_Exercise directions_
Extract the lines that hold the string "Авва".

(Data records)
[Start]

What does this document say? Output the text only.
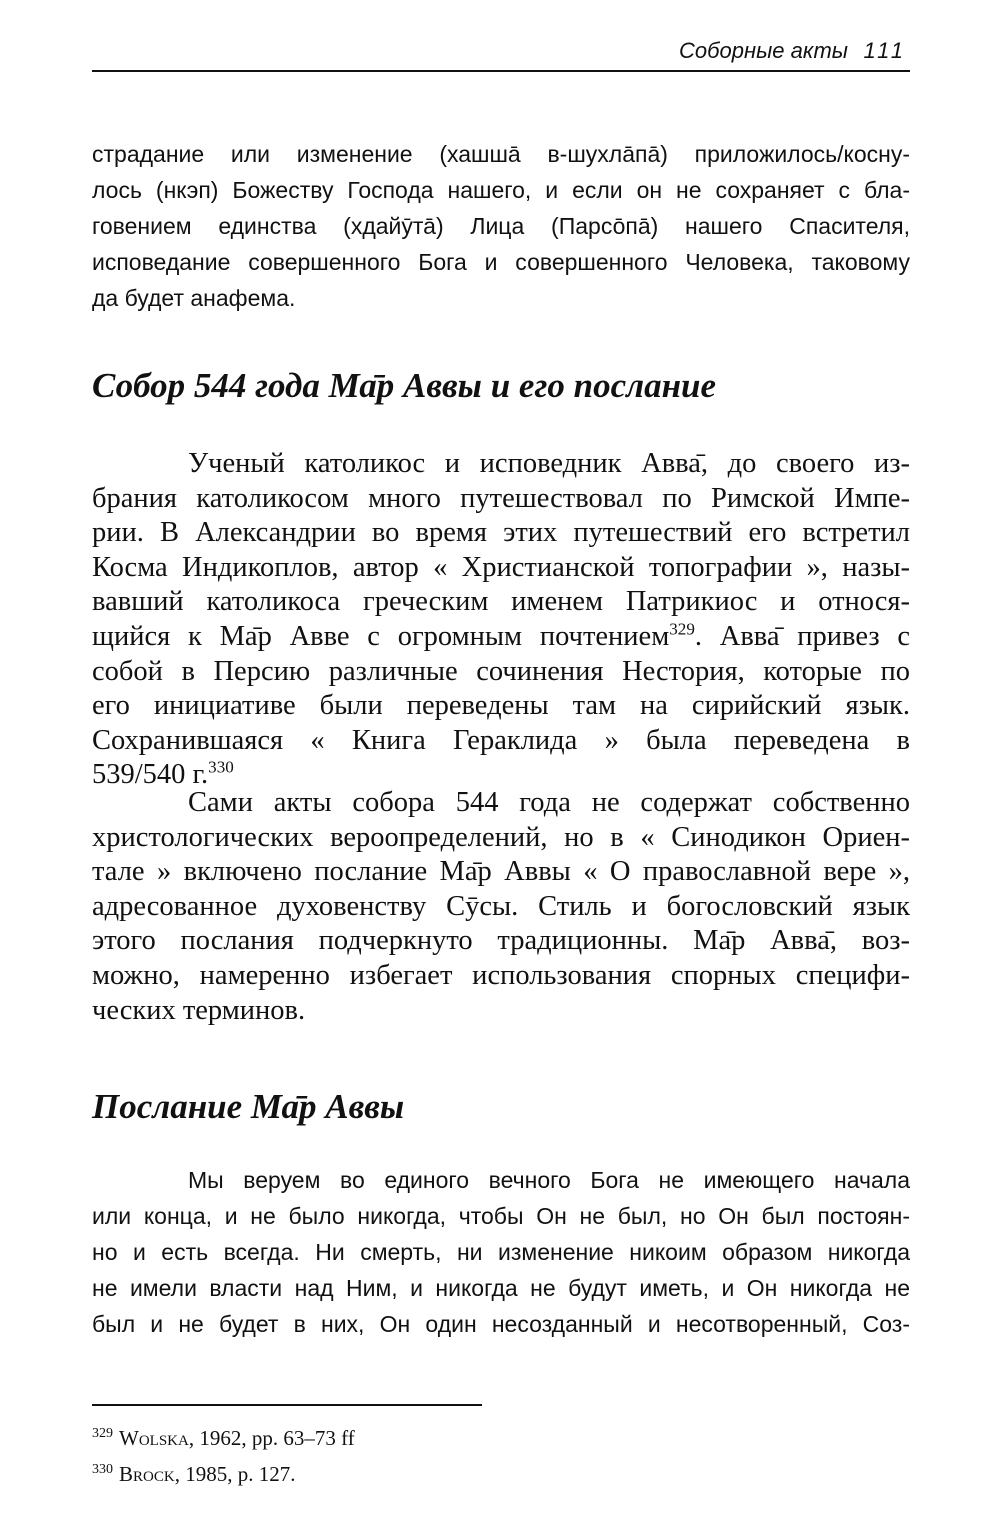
Соборные акты 111
страдание или изменение (хашша̄ в-шухла̄па̄) приложилось/косну-
лось (нкэп) Божеству Господа нашего, и если он не сохраняет с бла-
говением единства (хдайӯта̄) Лица (Парсо̄па̄) нашего Спасителя,
исповедание совершенного Бога и совершенного Человека, таковому
да будет анафема.
Собор 544 года Ма̄р Аввы и его послание
Ученый католикос и исповедник Авва̄, до своего из-
брания католикосом много путешествовал по Римской Импе-
рии. В Александрии во время этих путешествий его встретил
Косма Индикоплов, автор « Христианской топографии », назы-
вавший католикоса греческим именем Патрикиос и относя-
щийся к Ма̄р Авве с огромным почтением$^{329}$. Авва̄ привез с
собой в Персию различные сочинения Нестория, которые по
его инициативе были переведены там на сирийский язык.
Сохранившаяся « Книга Гераклида » была переведена в
539/540 г.$^{330}$
Сами акты собора 544 года не содержат собственно
христологических вероопределений, но в « Синодикон Ориен-
тале » включено послание Ма̄р Аввы « О православной вере »,
адресованное духовенству Сӯсы. Стиль и богословский язык
этого послания подчеркнуто традиционны. Ма̄р Авва̄, воз-
можно, намеренно избегает использования спорных специфи-
ческих терминов.
Послание Ма̄р Аввы
Мы веруем во единого вечного Бога не имеющего начала
или конца, и не было никогда, чтобы Он не был, но Он был постоян-
но и есть всегда. Ни смерть, ни изменение никоим образом никогда
не имели власти над Ним, и никогда не будут иметь, и Он никогда не
был и не будет в них, Он один несозданный и несотворенный, Соз-
$^{329}$ Wolska, 1962, pp. 63–73 ff
$^{330}$ Brock, 1985, p. 127.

[End]

_Exercise result_
Ученый католикос и исповедник Авва̄, до своего из-
щийся к Ма̄р Авве с огромным почтением$^{329}$. Авва̄ привез с
этого послания подчеркнуто традиционны. Ма̄р Авва̄, воз-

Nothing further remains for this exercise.